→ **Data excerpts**
- - -

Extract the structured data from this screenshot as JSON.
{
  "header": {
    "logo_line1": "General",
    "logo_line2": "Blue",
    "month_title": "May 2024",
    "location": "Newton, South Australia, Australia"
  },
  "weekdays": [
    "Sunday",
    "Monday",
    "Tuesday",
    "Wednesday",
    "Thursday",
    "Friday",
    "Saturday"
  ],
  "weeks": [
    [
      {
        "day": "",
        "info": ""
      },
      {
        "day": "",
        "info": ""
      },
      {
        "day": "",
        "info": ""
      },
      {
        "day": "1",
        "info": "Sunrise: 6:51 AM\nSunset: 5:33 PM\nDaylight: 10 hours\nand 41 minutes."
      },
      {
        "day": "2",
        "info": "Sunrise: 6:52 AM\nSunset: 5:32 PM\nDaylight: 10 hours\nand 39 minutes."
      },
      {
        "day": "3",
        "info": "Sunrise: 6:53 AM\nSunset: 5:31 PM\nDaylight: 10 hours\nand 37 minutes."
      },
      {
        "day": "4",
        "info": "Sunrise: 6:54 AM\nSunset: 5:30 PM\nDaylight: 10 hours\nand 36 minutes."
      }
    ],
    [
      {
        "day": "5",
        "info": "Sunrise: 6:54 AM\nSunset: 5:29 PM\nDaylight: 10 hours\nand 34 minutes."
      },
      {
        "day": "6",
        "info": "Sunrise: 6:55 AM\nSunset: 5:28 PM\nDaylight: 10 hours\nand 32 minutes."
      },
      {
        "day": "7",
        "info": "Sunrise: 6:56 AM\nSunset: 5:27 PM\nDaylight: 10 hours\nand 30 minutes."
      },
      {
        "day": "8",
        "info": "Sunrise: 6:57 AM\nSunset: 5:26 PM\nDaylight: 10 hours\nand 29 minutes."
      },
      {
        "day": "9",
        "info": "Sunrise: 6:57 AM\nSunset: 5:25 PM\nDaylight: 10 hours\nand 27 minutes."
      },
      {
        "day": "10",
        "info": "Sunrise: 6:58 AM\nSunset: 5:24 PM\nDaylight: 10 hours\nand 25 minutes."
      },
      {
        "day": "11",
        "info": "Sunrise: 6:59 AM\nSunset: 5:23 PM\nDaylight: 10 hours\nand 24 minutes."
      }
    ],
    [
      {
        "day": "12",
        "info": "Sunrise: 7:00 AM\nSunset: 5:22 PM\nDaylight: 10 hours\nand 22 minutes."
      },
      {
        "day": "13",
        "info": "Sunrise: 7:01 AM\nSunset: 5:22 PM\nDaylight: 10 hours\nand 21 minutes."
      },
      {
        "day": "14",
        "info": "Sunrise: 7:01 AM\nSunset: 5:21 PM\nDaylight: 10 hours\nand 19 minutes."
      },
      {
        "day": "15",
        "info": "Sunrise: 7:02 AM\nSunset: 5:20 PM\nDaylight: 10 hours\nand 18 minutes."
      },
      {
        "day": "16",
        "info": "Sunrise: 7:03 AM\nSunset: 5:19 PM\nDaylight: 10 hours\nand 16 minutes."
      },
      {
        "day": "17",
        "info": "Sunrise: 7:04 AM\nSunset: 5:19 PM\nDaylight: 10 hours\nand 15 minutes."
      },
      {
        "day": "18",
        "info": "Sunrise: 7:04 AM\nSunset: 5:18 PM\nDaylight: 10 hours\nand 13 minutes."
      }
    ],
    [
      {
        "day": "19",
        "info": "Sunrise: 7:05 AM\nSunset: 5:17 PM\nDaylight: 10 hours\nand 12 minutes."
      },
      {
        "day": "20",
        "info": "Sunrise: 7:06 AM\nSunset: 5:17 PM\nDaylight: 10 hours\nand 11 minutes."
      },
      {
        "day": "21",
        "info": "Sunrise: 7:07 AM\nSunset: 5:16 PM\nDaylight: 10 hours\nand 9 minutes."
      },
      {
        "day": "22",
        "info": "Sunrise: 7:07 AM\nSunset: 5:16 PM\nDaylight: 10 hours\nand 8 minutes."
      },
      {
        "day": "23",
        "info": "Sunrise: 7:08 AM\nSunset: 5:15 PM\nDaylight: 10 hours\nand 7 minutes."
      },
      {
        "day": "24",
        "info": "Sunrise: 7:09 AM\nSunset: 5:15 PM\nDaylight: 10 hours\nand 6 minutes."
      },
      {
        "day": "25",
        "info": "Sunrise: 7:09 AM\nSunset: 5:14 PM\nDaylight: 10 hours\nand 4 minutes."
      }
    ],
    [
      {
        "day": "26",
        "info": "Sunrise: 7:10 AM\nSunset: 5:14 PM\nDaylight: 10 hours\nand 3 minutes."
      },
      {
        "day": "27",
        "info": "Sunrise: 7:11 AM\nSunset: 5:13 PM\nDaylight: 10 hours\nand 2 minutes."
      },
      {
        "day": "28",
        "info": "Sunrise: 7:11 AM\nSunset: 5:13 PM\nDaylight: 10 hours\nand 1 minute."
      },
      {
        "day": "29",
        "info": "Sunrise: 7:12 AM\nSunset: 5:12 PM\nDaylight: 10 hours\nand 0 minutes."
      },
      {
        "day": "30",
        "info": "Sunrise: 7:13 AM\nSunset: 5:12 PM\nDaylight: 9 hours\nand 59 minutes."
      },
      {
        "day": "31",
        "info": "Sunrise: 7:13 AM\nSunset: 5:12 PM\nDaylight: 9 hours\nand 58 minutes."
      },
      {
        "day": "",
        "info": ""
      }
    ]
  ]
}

- - -

→ **Task to carry out**
All of the entries above need to be reproduced exactly.

→ **Complete output**
Extract the structured data from this screenshot as JSON.
{
  "header": {
    "logo_line1": "General",
    "logo_line2": "Blue",
    "month_title": "May 2024",
    "location": "Newton, South Australia, Australia"
  },
  "weekdays": [
    "Sunday",
    "Monday",
    "Tuesday",
    "Wednesday",
    "Thursday",
    "Friday",
    "Saturday"
  ],
  "weeks": [
    [
      {
        "day": "",
        "info": ""
      },
      {
        "day": "",
        "info": ""
      },
      {
        "day": "",
        "info": ""
      },
      {
        "day": "1",
        "info": "Sunrise: 6:51 AM\nSunset: 5:33 PM\nDaylight: 10 hours\nand 41 minutes."
      },
      {
        "day": "2",
        "info": "Sunrise: 6:52 AM\nSunset: 5:32 PM\nDaylight: 10 hours\nand 39 minutes."
      },
      {
        "day": "3",
        "info": "Sunrise: 6:53 AM\nSunset: 5:31 PM\nDaylight: 10 hours\nand 37 minutes."
      },
      {
        "day": "4",
        "info": "Sunrise: 6:54 AM\nSunset: 5:30 PM\nDaylight: 10 hours\nand 36 minutes."
      }
    ],
    [
      {
        "day": "5",
        "info": "Sunrise: 6:54 AM\nSunset: 5:29 PM\nDaylight: 10 hours\nand 34 minutes."
      },
      {
        "day": "6",
        "info": "Sunrise: 6:55 AM\nSunset: 5:28 PM\nDaylight: 10 hours\nand 32 minutes."
      },
      {
        "day": "7",
        "info": "Sunrise: 6:56 AM\nSunset: 5:27 PM\nDaylight: 10 hours\nand 30 minutes."
      },
      {
        "day": "8",
        "info": "Sunrise: 6:57 AM\nSunset: 5:26 PM\nDaylight: 10 hours\nand 29 minutes."
      },
      {
        "day": "9",
        "info": "Sunrise: 6:57 AM\nSunset: 5:25 PM\nDaylight: 10 hours\nand 27 minutes."
      },
      {
        "day": "10",
        "info": "Sunrise: 6:58 AM\nSunset: 5:24 PM\nDaylight: 10 hours\nand 25 minutes."
      },
      {
        "day": "11",
        "info": "Sunrise: 6:59 AM\nSunset: 5:23 PM\nDaylight: 10 hours\nand 24 minutes."
      }
    ],
    [
      {
        "day": "12",
        "info": "Sunrise: 7:00 AM\nSunset: 5:22 PM\nDaylight: 10 hours\nand 22 minutes."
      },
      {
        "day": "13",
        "info": "Sunrise: 7:01 AM\nSunset: 5:22 PM\nDaylight: 10 hours\nand 21 minutes."
      },
      {
        "day": "14",
        "info": "Sunrise: 7:01 AM\nSunset: 5:21 PM\nDaylight: 10 hours\nand 19 minutes."
      },
      {
        "day": "15",
        "info": "Sunrise: 7:02 AM\nSunset: 5:20 PM\nDaylight: 10 hours\nand 18 minutes."
      },
      {
        "day": "16",
        "info": "Sunrise: 7:03 AM\nSunset: 5:19 PM\nDaylight: 10 hours\nand 16 minutes."
      },
      {
        "day": "17",
        "info": "Sunrise: 7:04 AM\nSunset: 5:19 PM\nDaylight: 10 hours\nand 15 minutes."
      },
      {
        "day": "18",
        "info": "Sunrise: 7:04 AM\nSunset: 5:18 PM\nDaylight: 10 hours\nand 13 minutes."
      }
    ],
    [
      {
        "day": "19",
        "info": "Sunrise: 7:05 AM\nSunset: 5:17 PM\nDaylight: 10 hours\nand 12 minutes."
      },
      {
        "day": "20",
        "info": "Sunrise: 7:06 AM\nSunset: 5:17 PM\nDaylight: 10 hours\nand 11 minutes."
      },
      {
        "day": "21",
        "info": "Sunrise: 7:07 AM\nSunset: 5:16 PM\nDaylight: 10 hours\nand 9 minutes."
      },
      {
        "day": "22",
        "info": "Sunrise: 7:07 AM\nSunset: 5:16 PM\nDaylight: 10 hours\nand 8 minutes."
      },
      {
        "day": "23",
        "info": "Sunrise: 7:08 AM\nSunset: 5:15 PM\nDaylight: 10 hours\nand 7 minutes."
      },
      {
        "day": "24",
        "info": "Sunrise: 7:09 AM\nSunset: 5:15 PM\nDaylight: 10 hours\nand 6 minutes."
      },
      {
        "day": "25",
        "info": "Sunrise: 7:09 AM\nSunset: 5:14 PM\nDaylight: 10 hours\nand 4 minutes."
      }
    ],
    [
      {
        "day": "26",
        "info": "Sunrise: 7:10 AM\nSunset: 5:14 PM\nDaylight: 10 hours\nand 3 minutes."
      },
      {
        "day": "27",
        "info": "Sunrise: 7:11 AM\nSunset: 5:13 PM\nDaylight: 10 hours\nand 2 minutes."
      },
      {
        "day": "28",
        "info": "Sunrise: 7:11 AM\nSunset: 5:13 PM\nDaylight: 10 hours\nand 1 minute."
      },
      {
        "day": "29",
        "info": "Sunrise: 7:12 AM\nSunset: 5:12 PM\nDaylight: 10 hours\nand 0 minutes."
      },
      {
        "day": "30",
        "info": "Sunrise: 7:13 AM\nSunset: 5:12 PM\nDaylight: 9 hours\nand 59 minutes."
      },
      {
        "day": "31",
        "info": "Sunrise: 7:13 AM\nSunset: 5:12 PM\nDaylight: 9 hours\nand 58 minutes."
      },
      {
        "day": "",
        "info": ""
      }
    ]
  ]
}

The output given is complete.